Records contained in a dataset:
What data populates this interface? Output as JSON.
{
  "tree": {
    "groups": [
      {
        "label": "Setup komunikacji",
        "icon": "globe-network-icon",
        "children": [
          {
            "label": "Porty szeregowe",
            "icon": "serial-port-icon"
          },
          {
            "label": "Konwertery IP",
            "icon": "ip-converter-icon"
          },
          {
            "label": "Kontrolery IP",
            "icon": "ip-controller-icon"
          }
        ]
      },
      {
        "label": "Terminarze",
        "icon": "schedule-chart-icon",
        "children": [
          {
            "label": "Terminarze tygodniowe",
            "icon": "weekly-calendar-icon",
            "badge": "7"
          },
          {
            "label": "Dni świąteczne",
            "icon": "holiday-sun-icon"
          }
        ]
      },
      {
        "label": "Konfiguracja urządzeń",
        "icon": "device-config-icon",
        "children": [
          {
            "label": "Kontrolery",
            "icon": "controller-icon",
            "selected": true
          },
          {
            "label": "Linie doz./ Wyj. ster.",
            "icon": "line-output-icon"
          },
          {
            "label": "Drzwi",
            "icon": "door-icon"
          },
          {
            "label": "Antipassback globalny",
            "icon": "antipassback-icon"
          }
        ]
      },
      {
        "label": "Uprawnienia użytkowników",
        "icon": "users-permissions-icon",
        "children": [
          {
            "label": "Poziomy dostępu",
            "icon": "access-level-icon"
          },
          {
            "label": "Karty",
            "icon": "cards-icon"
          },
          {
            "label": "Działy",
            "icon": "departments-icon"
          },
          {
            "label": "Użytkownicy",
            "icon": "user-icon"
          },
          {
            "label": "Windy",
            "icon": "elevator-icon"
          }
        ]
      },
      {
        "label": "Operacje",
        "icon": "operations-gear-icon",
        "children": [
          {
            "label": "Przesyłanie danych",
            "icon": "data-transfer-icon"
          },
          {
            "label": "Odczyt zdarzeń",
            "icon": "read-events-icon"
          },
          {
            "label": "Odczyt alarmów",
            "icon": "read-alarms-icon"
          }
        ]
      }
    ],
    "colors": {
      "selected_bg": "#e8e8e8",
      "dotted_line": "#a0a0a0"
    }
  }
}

### [What is being asked]
Using the entries above, find all lines with "Odczyt". Copy them.

### [Answer to the task]
            "label": "Odczyt zdarzeń",
            "label": "Odczyt alarmów",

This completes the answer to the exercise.